Written request>
Gather every line of the entries that includes the word "Maoris".

* start Stored records *

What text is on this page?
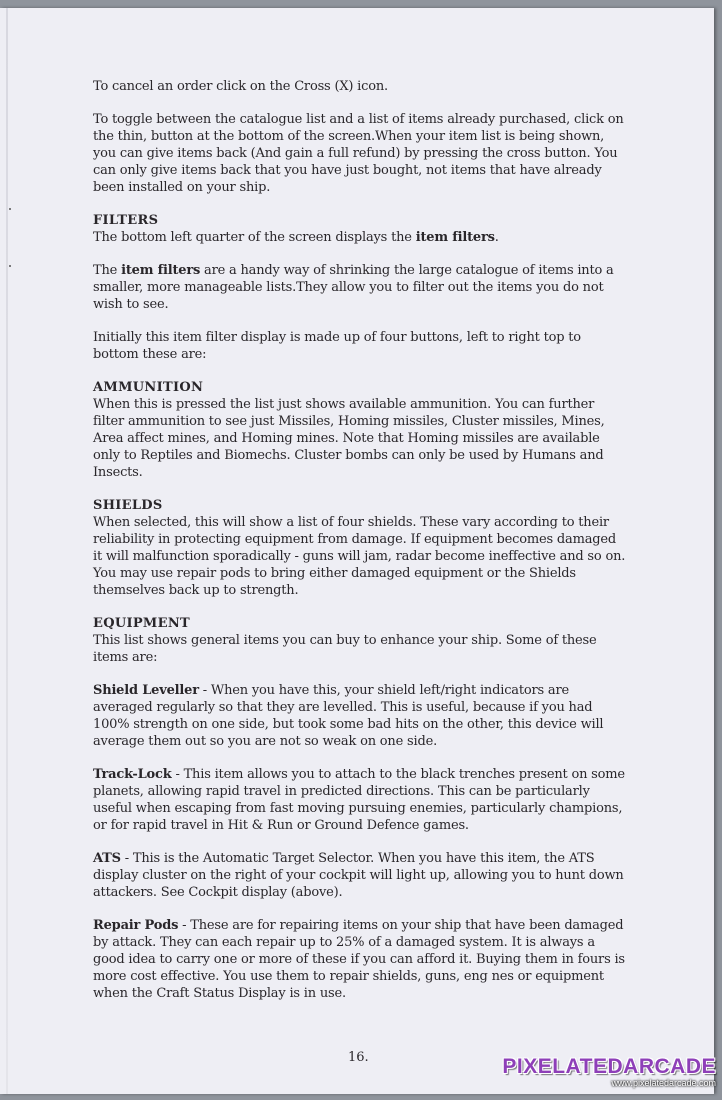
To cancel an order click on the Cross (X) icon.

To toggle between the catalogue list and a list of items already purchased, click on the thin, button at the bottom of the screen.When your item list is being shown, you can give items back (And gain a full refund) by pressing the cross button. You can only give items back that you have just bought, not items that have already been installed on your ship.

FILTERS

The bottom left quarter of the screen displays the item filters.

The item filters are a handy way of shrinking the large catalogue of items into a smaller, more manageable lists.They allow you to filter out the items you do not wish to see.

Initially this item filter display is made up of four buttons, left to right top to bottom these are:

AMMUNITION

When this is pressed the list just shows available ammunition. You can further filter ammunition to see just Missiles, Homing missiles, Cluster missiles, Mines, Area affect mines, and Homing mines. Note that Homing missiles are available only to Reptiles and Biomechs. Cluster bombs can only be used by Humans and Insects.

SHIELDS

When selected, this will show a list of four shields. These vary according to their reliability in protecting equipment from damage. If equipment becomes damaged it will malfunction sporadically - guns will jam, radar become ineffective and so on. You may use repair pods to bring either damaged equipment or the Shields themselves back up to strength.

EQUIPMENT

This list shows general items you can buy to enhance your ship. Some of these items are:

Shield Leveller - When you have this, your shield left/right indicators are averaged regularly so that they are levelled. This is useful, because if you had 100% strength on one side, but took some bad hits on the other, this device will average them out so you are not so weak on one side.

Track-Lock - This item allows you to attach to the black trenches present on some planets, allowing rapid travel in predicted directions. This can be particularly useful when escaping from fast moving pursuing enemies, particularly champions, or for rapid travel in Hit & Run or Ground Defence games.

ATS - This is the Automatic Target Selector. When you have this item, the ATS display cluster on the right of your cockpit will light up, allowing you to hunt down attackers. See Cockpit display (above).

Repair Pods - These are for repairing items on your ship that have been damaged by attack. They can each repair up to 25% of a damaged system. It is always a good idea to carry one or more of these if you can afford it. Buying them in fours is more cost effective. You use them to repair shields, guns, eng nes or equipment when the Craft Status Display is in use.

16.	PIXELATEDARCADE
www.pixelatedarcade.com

* end Stored records *
* start Stored records *

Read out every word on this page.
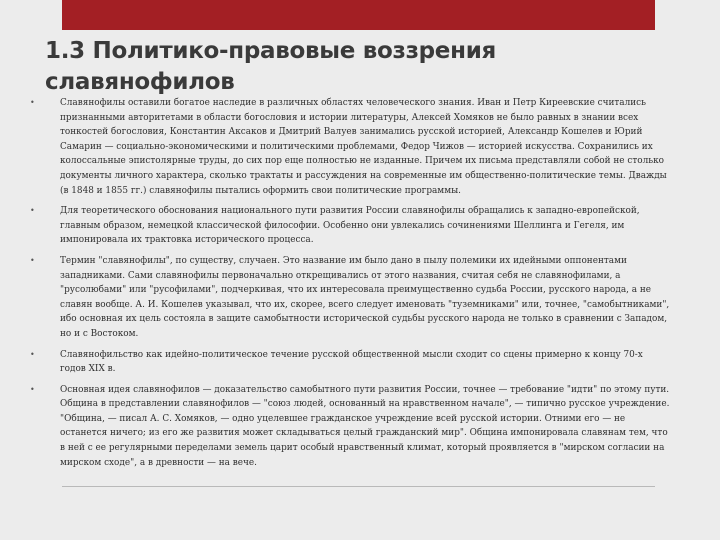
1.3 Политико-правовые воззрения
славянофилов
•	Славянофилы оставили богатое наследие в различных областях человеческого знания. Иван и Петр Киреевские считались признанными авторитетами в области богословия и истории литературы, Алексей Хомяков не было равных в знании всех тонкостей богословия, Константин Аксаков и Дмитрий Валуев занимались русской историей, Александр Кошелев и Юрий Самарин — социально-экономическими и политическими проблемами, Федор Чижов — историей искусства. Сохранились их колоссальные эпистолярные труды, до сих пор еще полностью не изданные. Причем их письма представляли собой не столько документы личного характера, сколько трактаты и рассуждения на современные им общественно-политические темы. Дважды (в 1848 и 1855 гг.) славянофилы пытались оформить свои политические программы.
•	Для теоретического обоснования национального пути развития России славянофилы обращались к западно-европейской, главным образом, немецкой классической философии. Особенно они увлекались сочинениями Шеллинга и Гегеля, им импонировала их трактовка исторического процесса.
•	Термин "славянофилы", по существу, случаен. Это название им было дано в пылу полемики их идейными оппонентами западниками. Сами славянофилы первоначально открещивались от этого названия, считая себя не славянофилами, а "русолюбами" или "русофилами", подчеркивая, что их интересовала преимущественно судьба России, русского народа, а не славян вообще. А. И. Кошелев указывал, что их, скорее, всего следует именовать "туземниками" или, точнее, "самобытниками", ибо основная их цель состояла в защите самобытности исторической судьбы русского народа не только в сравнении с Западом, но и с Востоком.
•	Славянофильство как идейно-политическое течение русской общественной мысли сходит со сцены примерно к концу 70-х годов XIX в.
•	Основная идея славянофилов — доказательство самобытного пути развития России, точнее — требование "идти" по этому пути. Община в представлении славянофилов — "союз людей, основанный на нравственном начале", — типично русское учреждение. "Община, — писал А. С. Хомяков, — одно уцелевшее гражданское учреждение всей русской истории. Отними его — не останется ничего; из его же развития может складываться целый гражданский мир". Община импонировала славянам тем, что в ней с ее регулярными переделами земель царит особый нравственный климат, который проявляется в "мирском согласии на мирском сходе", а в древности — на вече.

* end Stored records *
* start Stored records *

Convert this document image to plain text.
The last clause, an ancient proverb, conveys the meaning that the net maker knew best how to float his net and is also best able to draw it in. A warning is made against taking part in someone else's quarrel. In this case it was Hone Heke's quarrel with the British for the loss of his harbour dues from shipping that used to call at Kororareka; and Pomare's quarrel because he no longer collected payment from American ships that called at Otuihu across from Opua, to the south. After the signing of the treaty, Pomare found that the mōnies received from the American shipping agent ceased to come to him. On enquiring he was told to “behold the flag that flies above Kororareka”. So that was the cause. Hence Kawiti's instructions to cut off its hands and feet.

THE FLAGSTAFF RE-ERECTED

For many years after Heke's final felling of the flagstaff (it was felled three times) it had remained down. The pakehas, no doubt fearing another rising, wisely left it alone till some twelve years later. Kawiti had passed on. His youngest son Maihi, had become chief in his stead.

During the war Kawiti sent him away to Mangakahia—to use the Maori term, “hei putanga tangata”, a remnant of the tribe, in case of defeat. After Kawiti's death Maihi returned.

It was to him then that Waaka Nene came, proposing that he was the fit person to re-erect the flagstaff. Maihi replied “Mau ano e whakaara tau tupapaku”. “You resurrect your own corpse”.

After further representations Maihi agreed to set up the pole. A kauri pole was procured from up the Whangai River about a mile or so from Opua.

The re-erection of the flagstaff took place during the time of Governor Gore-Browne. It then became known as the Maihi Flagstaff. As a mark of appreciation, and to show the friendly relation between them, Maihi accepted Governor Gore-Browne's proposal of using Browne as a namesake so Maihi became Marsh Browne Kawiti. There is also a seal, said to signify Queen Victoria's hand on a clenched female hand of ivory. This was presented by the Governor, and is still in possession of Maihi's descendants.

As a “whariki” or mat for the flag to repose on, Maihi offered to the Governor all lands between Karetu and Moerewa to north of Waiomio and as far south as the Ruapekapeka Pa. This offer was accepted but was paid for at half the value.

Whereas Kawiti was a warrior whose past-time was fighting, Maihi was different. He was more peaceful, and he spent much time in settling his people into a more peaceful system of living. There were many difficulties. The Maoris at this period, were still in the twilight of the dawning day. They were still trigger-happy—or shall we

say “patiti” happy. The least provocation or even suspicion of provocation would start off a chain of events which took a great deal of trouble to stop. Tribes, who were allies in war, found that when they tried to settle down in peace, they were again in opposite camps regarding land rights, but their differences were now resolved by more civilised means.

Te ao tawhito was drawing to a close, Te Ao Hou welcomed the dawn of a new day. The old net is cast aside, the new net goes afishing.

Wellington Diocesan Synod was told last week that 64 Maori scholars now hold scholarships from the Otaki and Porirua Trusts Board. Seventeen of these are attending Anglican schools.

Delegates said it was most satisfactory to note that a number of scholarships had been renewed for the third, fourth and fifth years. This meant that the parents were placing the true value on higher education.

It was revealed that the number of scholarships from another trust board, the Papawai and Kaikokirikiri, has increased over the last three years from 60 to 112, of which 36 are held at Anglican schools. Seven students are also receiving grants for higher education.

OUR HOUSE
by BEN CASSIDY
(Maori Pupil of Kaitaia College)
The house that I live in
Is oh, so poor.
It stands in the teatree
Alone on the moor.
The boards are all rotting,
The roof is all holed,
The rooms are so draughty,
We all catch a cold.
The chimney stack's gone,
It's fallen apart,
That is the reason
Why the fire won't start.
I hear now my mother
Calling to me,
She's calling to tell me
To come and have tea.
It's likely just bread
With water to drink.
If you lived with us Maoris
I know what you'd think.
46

* end Stored records *

Exercise result>
Whereas Kawiti was a warrior whose past-time was fighting, Maihi was different. He was more peaceful, and he spent much time in settling his people into a more peaceful system of living. There were many difficulties. The Maoris at this period, were still in the twilight of the dawning day. They were still trigger-happy—or shall we
If you lived with us Maoris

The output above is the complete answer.